Dataset items:
----
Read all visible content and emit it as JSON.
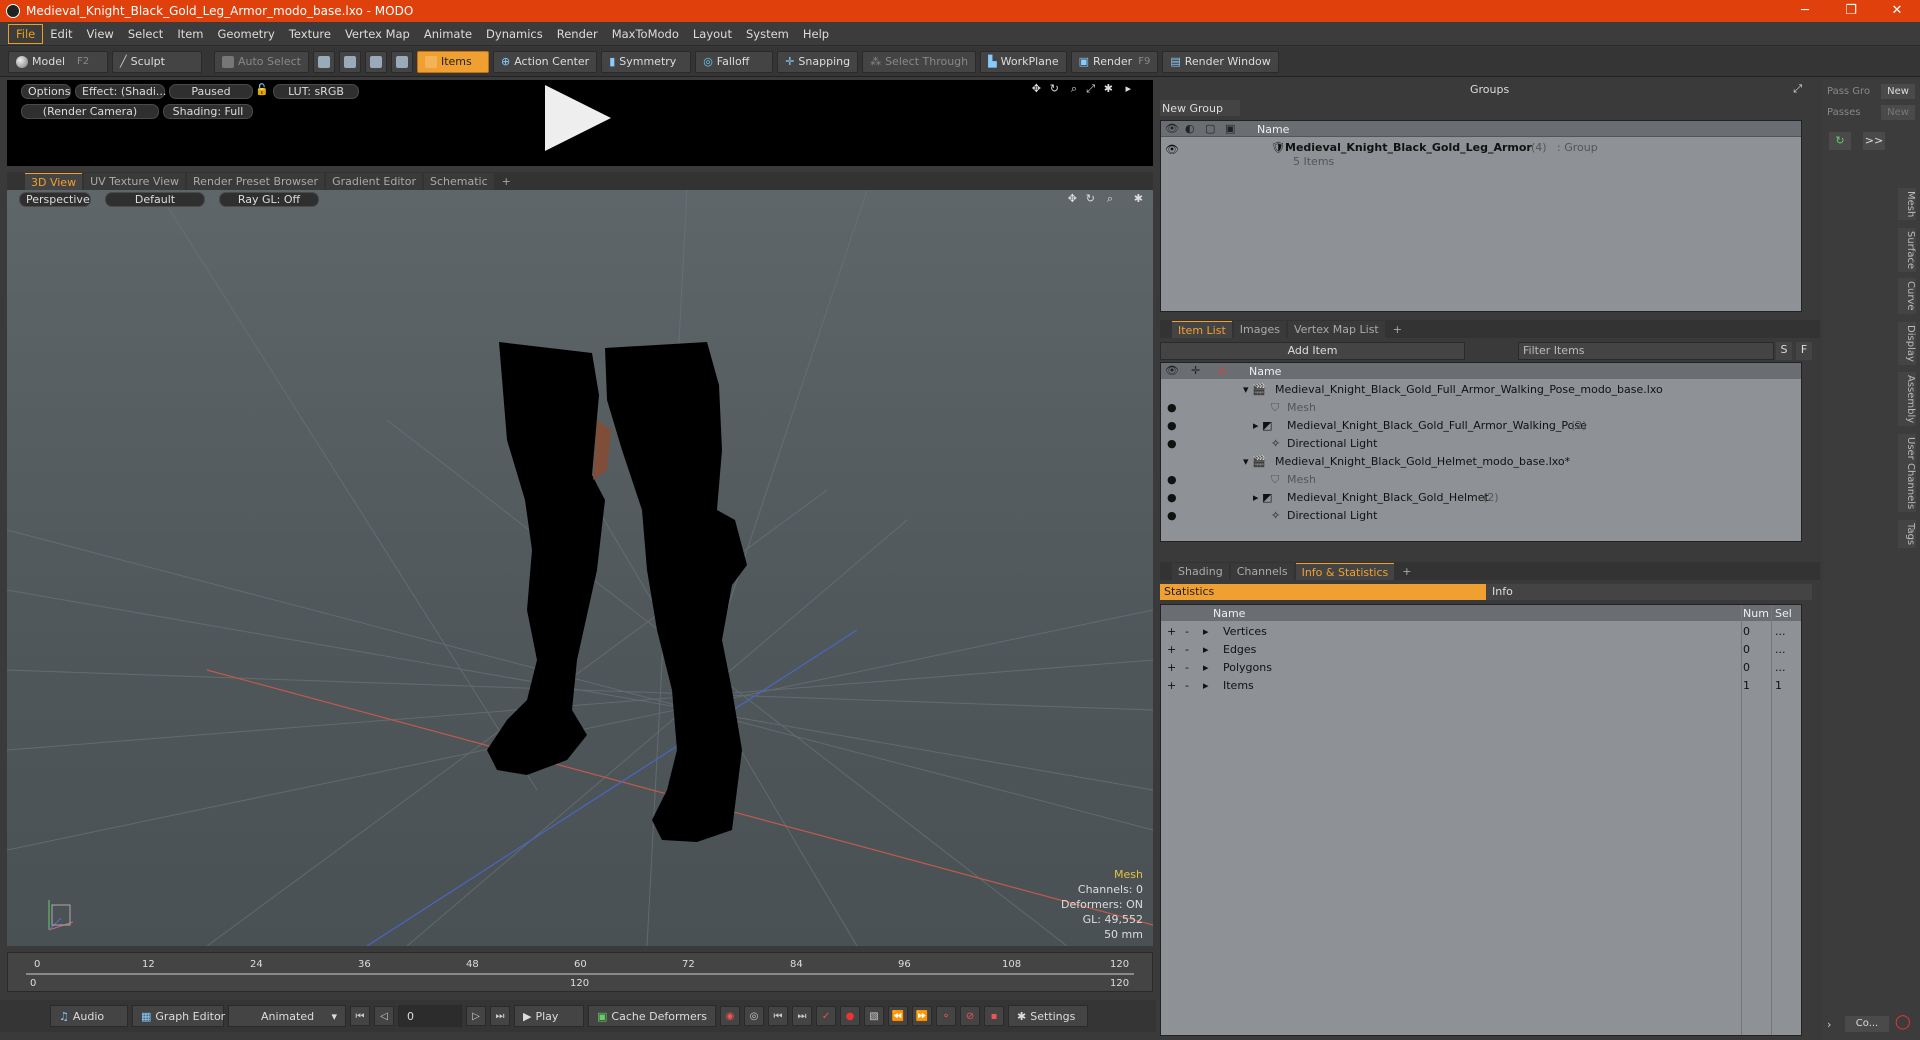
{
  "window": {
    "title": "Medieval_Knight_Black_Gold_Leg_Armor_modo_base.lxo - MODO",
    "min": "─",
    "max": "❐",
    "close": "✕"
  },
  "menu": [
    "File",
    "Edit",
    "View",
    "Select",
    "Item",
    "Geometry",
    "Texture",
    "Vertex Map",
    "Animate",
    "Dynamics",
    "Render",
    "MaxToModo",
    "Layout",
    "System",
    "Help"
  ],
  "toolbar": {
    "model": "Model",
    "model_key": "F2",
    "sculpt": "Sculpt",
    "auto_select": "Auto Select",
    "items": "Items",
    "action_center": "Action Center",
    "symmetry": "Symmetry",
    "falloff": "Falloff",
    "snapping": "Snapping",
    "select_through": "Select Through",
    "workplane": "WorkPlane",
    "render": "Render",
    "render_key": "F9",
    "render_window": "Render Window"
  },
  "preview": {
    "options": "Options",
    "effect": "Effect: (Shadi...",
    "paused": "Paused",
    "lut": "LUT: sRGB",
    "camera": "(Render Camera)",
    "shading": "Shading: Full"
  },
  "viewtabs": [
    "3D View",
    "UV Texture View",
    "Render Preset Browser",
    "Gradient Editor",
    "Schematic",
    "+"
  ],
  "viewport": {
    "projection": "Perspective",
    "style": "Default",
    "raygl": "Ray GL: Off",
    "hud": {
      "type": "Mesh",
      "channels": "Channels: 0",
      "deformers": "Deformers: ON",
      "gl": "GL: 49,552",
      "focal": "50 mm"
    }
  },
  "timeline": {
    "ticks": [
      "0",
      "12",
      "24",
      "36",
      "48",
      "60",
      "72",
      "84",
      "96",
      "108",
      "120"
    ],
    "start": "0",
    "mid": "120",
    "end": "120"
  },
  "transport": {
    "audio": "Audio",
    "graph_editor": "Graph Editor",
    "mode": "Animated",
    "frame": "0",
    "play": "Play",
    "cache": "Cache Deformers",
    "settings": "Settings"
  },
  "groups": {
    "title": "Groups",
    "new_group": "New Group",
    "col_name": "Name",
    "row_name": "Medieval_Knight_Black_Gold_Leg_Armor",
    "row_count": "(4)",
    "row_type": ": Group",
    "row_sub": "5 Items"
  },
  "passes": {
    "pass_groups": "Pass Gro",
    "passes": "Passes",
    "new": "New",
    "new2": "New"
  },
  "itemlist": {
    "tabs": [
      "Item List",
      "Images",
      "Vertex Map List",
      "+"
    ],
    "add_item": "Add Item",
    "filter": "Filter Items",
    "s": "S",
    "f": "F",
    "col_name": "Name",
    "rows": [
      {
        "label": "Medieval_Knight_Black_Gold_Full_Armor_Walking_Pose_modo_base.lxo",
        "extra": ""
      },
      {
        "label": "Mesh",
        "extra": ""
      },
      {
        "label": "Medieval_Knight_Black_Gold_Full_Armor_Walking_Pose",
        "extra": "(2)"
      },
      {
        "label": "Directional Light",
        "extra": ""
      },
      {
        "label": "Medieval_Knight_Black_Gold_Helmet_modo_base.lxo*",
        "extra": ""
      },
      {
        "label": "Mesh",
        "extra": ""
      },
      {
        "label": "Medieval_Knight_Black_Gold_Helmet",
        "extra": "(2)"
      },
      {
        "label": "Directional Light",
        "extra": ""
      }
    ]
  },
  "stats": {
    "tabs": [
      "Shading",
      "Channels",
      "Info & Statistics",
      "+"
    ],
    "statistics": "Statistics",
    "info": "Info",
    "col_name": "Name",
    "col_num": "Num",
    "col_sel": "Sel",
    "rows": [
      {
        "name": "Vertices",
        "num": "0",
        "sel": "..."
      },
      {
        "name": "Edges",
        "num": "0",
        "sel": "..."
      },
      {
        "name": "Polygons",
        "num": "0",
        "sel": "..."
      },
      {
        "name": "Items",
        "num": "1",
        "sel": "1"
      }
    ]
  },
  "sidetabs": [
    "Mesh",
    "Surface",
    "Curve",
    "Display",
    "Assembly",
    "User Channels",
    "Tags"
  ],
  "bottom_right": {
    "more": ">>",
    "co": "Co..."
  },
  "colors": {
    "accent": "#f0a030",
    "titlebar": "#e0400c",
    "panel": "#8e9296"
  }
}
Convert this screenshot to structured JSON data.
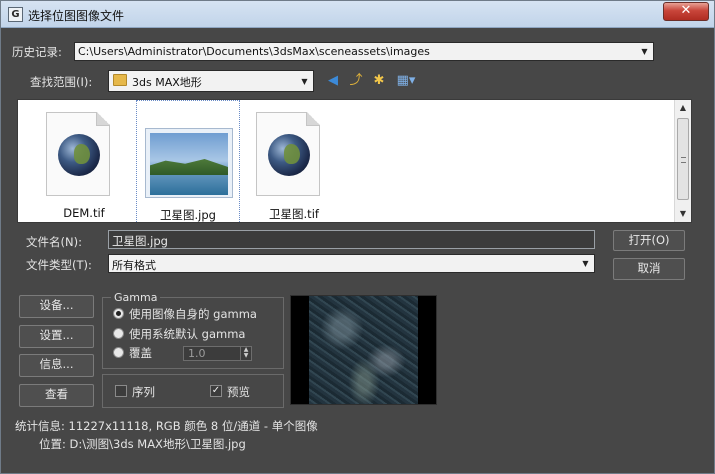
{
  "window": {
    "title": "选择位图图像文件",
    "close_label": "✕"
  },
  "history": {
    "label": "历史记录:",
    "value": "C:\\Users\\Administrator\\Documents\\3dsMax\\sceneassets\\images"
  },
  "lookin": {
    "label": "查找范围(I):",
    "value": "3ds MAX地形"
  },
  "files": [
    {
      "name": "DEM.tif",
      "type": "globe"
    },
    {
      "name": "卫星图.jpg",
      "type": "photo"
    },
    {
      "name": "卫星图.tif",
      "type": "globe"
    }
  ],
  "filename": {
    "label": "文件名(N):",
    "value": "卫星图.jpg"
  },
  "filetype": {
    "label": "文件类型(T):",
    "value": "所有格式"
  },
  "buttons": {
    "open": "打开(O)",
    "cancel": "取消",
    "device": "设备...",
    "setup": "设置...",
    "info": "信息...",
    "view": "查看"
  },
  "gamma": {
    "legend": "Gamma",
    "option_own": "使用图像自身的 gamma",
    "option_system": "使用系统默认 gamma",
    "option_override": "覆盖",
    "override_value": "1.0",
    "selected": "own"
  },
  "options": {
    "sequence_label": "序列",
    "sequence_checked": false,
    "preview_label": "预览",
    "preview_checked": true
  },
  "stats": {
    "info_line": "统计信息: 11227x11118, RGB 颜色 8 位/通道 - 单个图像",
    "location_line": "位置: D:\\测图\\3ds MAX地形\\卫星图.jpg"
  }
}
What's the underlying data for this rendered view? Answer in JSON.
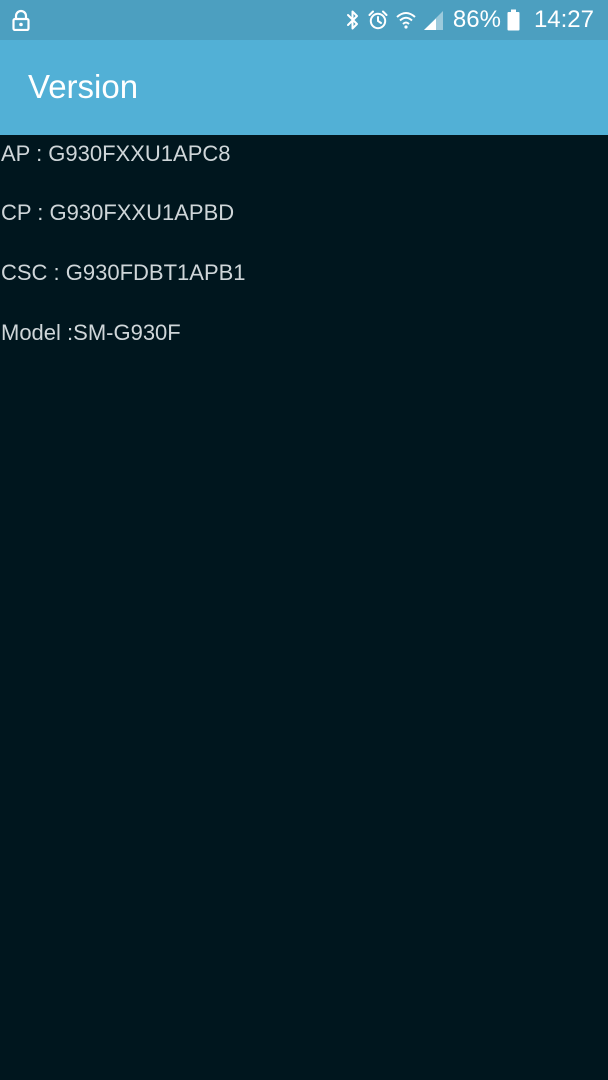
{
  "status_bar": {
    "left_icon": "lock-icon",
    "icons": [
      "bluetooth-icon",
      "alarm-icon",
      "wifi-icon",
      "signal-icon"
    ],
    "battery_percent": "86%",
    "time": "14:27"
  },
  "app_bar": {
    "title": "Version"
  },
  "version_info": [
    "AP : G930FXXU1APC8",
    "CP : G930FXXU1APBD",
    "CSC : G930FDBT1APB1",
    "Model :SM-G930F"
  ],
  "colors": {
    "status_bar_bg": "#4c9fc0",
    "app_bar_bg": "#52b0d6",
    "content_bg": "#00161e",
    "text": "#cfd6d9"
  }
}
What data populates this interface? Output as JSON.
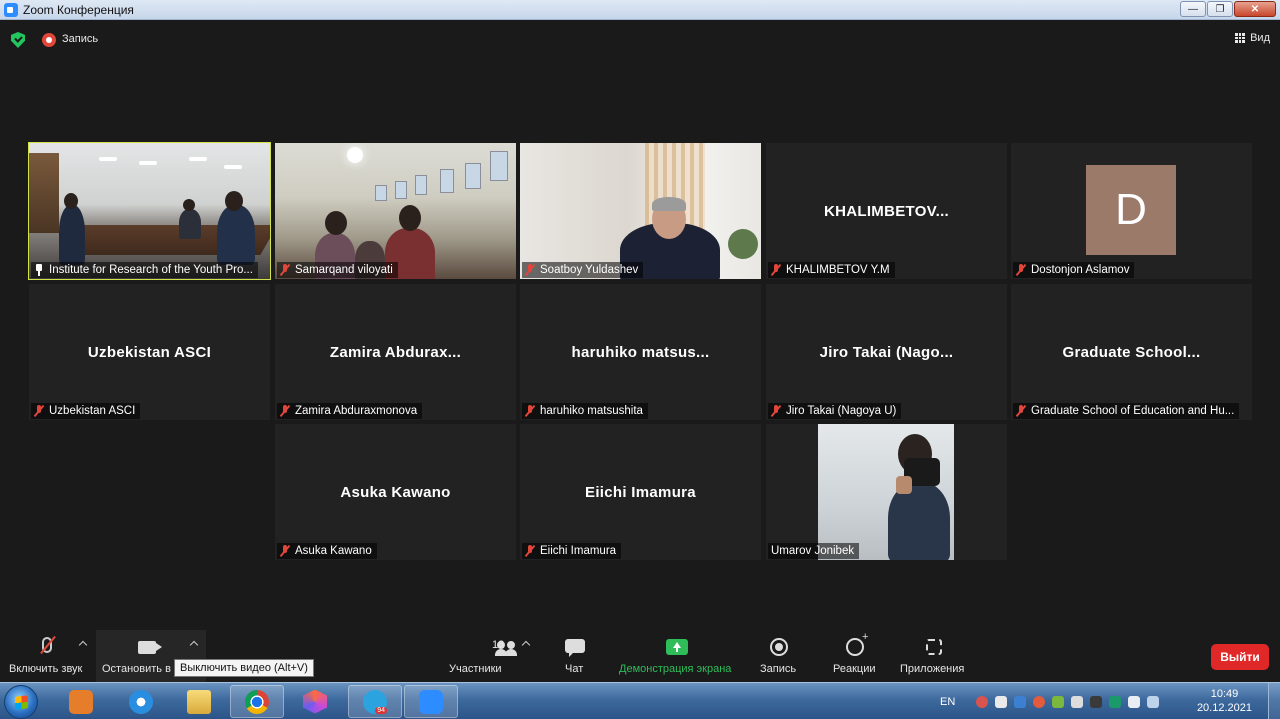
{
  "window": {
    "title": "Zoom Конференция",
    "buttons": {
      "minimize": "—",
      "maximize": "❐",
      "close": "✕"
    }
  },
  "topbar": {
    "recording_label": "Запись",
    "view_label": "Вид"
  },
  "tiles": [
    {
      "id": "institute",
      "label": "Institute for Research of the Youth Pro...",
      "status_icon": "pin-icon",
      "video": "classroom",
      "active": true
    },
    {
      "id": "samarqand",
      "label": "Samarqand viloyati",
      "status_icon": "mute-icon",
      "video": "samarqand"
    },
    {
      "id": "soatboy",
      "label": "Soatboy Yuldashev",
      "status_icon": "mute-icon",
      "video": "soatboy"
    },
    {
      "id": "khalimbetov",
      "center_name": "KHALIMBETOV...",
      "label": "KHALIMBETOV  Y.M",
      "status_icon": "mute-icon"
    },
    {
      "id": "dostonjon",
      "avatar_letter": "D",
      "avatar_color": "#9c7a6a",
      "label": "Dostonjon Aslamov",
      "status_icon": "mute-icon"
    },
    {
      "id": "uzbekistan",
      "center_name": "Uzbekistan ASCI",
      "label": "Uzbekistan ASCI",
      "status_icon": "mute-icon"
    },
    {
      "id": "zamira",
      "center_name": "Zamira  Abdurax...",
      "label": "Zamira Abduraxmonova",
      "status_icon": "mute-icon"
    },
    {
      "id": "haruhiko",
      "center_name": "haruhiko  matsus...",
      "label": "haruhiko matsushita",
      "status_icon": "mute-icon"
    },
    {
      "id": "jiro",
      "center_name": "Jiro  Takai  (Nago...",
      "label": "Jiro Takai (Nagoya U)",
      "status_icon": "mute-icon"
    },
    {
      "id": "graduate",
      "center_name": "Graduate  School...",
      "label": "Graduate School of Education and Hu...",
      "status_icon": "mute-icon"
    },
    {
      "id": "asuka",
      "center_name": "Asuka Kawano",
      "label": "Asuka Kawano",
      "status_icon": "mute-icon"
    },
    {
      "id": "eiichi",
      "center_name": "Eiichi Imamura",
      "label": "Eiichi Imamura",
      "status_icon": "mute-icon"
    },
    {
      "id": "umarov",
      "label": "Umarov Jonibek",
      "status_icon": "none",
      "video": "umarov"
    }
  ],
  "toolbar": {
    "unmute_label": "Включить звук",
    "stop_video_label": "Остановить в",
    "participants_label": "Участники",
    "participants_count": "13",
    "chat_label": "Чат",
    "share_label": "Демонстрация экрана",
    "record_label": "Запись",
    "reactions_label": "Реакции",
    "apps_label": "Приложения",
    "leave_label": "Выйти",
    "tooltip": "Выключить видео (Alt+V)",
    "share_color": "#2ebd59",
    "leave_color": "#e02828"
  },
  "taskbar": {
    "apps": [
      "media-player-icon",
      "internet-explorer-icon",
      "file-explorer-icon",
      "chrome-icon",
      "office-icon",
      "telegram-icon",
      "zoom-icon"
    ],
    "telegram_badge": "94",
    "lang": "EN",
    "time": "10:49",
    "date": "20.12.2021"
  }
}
----
- [Required work]:
Pick out the lines containing the string "Imamura".

- [Answer to this exercise]:
      "center_name": "Eiichi Imamura",
      "label": "Eiichi Imamura",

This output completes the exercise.